• What needs to be done: Reproduce verbatim the part of the entries that opens with their first line and closes with the line containing "- men-data-label: 41: [107, 419, 125, 436]", including both of those lines.

_ _ _ _

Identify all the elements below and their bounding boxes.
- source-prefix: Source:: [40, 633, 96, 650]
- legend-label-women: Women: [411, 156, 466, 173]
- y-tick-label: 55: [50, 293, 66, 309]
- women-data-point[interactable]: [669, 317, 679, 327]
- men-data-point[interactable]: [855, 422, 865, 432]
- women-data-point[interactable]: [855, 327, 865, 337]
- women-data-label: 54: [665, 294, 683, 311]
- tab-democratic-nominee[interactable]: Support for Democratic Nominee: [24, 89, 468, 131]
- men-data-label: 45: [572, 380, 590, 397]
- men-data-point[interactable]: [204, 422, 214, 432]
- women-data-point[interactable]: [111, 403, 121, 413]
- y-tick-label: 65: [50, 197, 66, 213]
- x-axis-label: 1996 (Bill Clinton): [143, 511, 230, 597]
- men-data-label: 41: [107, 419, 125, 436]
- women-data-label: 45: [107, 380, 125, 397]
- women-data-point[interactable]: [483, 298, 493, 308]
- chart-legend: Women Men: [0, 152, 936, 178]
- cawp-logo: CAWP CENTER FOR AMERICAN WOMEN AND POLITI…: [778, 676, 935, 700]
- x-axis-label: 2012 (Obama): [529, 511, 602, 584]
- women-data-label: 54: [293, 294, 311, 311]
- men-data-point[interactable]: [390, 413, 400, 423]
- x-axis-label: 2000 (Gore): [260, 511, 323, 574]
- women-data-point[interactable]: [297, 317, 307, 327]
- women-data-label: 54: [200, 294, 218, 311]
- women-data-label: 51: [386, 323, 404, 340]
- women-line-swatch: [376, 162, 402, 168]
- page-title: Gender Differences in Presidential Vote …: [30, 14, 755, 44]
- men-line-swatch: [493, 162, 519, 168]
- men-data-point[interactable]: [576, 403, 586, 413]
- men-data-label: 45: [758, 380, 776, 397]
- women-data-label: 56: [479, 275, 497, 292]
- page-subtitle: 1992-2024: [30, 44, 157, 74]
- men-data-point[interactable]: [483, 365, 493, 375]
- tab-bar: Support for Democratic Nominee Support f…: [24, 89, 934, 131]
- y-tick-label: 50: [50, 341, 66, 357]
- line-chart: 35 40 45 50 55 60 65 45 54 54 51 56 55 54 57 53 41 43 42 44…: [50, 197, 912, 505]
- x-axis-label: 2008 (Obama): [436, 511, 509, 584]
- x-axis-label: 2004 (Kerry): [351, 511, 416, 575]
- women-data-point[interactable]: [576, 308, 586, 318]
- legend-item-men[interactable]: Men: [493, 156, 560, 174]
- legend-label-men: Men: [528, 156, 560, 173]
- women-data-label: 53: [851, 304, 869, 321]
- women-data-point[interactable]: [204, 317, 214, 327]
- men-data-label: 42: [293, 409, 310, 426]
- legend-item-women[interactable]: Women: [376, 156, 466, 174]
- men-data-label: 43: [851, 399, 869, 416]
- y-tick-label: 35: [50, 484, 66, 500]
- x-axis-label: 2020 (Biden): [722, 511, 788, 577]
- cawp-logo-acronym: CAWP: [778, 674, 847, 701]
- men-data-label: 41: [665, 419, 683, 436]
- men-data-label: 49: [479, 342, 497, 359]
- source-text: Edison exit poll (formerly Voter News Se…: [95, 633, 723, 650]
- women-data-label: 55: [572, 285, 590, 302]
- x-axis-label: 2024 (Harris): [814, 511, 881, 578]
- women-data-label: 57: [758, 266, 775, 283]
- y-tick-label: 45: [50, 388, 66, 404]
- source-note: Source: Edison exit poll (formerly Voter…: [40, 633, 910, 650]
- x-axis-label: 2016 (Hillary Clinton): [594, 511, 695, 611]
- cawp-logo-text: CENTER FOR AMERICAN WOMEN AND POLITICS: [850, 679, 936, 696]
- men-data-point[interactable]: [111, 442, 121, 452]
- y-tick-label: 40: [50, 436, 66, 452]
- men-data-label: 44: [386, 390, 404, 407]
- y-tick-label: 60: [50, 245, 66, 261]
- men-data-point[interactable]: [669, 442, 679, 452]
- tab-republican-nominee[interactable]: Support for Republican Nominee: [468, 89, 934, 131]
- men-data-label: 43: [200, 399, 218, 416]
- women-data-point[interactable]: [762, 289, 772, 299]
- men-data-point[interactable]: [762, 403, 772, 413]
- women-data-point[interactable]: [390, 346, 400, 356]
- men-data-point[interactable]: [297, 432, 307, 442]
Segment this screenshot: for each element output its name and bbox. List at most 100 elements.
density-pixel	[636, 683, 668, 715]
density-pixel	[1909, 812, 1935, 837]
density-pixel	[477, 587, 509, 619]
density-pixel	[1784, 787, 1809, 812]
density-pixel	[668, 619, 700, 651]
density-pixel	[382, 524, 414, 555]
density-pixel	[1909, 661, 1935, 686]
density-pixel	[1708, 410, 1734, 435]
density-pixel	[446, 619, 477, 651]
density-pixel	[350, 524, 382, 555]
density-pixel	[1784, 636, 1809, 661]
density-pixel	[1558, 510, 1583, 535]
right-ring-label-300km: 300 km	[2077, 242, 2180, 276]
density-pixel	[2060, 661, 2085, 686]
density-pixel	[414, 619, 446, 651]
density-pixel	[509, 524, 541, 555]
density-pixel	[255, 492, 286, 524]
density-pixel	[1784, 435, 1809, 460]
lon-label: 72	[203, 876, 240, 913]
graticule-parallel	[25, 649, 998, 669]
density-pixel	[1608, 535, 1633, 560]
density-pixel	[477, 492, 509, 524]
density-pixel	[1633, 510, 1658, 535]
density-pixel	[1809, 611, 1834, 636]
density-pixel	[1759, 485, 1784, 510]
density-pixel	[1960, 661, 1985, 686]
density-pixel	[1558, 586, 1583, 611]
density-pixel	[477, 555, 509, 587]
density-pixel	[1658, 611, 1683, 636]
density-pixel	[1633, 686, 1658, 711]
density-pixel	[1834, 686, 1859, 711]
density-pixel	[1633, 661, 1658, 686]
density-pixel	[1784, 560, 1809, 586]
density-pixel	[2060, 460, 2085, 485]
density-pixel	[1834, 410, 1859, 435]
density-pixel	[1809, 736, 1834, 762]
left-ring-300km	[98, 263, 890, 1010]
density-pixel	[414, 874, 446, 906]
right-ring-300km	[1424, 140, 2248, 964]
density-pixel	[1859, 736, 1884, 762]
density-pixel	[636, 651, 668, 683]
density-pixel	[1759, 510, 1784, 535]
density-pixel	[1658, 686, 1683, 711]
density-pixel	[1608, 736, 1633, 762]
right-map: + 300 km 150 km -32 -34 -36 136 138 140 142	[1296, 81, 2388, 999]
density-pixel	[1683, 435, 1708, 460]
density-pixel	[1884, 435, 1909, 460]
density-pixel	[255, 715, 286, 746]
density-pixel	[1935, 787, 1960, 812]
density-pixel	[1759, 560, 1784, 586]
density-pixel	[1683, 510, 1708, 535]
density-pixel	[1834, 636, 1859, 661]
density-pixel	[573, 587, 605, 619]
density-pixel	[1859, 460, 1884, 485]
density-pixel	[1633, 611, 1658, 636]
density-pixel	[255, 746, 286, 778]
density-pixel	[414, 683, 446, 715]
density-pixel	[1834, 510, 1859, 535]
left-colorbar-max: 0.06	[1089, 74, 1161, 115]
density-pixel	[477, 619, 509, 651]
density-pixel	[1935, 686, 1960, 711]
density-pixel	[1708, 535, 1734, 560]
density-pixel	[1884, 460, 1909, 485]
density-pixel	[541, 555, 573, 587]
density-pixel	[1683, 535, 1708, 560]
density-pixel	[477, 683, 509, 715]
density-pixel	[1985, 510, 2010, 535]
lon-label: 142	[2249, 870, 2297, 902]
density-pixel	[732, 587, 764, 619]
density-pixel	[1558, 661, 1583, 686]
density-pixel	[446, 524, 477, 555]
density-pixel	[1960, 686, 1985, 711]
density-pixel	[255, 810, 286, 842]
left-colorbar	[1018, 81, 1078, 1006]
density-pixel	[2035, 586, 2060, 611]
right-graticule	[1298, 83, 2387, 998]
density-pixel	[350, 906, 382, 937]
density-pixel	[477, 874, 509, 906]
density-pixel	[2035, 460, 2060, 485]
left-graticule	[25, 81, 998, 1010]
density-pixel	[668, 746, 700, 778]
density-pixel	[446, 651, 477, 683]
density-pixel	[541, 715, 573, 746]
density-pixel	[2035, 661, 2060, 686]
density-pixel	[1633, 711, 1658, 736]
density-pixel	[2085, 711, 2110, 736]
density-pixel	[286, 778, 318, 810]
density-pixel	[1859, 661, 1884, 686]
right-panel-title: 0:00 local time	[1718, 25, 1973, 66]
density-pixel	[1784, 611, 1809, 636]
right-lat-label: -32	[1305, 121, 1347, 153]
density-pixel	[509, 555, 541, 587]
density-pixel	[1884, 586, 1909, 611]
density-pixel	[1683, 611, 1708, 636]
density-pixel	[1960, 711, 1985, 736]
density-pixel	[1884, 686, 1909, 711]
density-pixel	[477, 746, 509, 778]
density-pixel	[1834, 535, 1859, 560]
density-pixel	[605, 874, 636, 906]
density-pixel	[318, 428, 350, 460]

_ _ _ _

• Result for this exercise:
Identify all the elements below and their bounding boxes.
- source-prefix: Source:: [40, 633, 96, 650]
- legend-label-women: Women: [411, 156, 466, 173]
- y-tick-label: 55: [50, 293, 66, 309]
- women-data-point[interactable]: [669, 317, 679, 327]
- men-data-point[interactable]: [855, 422, 865, 432]
- women-data-point[interactable]: [855, 327, 865, 337]
- women-data-label: 54: [665, 294, 683, 311]
- tab-democratic-nominee[interactable]: Support for Democratic Nominee: [24, 89, 468, 131]
- men-data-label: 45: [572, 380, 590, 397]
- men-data-point[interactable]: [204, 422, 214, 432]
- women-data-point[interactable]: [111, 403, 121, 413]
- y-tick-label: 65: [50, 197, 66, 213]
- x-axis-label: 1996 (Bill Clinton): [143, 511, 230, 597]
- men-data-label: 41: [107, 419, 125, 436]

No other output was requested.